[Excerpts from a figure dataset]
::::

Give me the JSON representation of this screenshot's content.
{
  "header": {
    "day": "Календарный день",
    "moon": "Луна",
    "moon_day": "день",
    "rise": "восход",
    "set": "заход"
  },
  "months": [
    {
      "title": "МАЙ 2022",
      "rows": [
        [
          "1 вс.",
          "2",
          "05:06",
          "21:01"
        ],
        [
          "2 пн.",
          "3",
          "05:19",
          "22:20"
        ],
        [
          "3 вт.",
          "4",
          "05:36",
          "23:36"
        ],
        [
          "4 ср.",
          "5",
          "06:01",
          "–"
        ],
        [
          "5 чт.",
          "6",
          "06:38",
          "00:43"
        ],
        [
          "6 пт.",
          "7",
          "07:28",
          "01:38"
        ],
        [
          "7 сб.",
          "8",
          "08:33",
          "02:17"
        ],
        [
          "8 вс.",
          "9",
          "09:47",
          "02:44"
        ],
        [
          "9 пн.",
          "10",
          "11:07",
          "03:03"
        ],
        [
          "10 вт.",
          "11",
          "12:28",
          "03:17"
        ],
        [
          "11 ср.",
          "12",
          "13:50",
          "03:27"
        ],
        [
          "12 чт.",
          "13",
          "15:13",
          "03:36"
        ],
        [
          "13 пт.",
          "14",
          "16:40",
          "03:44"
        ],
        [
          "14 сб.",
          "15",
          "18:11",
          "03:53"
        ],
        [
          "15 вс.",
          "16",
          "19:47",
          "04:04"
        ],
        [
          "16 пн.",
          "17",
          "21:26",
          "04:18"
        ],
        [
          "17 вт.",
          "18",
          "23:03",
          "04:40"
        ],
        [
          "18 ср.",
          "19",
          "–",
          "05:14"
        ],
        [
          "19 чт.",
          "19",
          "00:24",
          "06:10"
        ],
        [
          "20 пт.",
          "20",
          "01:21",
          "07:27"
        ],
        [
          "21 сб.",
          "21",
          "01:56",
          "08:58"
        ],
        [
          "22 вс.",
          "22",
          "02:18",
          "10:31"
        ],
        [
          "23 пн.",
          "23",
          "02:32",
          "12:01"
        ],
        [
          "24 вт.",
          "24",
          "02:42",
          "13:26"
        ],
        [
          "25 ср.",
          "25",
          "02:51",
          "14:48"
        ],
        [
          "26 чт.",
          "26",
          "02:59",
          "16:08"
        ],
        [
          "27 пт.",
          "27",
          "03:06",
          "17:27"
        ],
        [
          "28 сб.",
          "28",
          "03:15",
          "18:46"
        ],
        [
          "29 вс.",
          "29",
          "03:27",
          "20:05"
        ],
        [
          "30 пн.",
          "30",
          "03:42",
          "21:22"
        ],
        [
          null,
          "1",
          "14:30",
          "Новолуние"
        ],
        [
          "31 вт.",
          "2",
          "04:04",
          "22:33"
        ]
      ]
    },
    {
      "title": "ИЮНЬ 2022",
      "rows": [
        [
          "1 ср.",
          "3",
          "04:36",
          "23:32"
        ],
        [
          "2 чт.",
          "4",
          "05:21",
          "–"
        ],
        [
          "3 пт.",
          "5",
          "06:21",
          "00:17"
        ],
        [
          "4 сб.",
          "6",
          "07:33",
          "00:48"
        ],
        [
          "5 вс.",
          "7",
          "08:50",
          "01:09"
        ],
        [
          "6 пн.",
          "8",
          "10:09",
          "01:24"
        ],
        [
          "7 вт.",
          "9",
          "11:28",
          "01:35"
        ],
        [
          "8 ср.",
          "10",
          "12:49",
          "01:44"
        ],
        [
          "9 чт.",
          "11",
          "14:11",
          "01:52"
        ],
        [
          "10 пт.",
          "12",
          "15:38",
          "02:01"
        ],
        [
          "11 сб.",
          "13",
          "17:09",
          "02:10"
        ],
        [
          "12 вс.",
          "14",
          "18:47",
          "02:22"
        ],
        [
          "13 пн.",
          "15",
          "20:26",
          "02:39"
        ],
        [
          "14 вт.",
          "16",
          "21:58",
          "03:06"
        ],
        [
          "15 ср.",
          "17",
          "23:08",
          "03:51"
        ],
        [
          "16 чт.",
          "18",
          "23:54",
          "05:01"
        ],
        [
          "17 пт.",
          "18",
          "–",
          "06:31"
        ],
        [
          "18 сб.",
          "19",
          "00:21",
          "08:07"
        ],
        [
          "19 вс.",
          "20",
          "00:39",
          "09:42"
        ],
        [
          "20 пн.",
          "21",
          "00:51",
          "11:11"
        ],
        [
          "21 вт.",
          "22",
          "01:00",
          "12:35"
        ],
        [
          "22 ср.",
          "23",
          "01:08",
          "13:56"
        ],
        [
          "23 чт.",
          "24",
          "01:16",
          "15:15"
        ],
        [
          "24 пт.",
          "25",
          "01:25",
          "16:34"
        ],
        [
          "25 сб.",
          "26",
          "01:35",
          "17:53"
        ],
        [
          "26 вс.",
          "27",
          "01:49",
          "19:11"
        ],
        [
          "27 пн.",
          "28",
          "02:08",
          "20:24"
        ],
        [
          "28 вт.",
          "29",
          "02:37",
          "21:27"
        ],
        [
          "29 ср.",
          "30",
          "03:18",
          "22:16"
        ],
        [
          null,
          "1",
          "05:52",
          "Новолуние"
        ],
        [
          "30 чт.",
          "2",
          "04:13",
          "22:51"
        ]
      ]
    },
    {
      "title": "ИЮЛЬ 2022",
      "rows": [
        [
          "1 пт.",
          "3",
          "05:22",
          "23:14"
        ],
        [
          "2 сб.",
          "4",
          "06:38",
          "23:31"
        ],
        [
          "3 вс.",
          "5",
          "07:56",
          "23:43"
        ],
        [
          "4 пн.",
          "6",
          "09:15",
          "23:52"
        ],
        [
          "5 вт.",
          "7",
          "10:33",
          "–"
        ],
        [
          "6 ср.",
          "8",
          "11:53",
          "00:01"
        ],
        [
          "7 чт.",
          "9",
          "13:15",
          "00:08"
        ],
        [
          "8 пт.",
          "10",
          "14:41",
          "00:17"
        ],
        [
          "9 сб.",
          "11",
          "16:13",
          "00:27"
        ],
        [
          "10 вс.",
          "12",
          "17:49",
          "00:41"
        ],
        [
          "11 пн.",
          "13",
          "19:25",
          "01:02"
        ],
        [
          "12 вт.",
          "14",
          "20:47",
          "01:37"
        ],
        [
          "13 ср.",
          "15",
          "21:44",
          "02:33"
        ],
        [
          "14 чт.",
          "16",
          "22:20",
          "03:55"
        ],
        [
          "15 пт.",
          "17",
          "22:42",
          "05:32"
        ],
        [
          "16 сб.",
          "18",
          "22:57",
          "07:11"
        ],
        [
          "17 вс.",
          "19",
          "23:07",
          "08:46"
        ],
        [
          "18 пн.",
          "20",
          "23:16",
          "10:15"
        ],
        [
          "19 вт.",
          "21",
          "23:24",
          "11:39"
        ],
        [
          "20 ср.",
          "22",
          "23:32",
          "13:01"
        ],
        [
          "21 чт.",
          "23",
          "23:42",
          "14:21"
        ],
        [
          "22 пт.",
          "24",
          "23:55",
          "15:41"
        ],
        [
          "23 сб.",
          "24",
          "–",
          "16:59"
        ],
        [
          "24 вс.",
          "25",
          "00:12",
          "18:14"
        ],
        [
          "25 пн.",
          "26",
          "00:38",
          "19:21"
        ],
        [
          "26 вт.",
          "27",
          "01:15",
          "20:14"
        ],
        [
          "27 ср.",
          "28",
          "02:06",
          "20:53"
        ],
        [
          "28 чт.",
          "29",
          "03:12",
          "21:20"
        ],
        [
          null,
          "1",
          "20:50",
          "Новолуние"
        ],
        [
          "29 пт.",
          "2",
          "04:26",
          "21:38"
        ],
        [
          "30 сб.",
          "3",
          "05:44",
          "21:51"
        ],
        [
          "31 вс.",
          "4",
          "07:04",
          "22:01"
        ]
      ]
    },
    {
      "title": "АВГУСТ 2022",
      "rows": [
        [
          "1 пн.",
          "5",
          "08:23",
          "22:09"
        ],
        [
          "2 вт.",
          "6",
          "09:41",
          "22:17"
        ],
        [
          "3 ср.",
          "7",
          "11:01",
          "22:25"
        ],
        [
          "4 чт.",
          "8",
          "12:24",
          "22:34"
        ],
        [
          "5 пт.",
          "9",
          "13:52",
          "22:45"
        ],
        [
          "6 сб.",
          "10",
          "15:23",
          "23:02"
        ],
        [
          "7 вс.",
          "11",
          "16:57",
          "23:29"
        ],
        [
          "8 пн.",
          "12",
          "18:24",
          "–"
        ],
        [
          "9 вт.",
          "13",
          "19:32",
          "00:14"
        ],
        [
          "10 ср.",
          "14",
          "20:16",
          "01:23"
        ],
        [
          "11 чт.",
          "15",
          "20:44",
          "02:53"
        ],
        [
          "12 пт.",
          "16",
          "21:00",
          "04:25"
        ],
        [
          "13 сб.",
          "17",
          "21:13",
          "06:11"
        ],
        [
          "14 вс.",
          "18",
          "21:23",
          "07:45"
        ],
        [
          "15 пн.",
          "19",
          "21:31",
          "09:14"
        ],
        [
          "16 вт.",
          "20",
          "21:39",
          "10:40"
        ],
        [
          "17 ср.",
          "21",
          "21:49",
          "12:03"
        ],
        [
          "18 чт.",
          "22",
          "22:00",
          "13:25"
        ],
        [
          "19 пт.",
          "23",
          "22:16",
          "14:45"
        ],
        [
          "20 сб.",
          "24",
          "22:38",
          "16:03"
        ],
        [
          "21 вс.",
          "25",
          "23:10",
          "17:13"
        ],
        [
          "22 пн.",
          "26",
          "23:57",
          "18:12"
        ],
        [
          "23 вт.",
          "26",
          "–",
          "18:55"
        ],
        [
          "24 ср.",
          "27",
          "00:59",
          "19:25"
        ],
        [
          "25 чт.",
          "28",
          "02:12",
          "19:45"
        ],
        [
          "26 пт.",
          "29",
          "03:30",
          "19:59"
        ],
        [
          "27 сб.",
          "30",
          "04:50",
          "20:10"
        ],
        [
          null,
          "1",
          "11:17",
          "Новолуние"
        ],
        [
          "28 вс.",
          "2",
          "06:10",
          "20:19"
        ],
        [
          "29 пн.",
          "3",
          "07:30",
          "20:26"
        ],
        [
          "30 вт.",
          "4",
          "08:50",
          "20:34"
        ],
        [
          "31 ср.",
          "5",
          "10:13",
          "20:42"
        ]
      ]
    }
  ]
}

::::

**Task description**
List every line above containing the word "title".

**Written response**
      "title": "МАЙ 2022",
      "title": "ИЮНЬ 2022",
      "title": "ИЮЛЬ 2022",
      "title": "АВГУСТ 2022",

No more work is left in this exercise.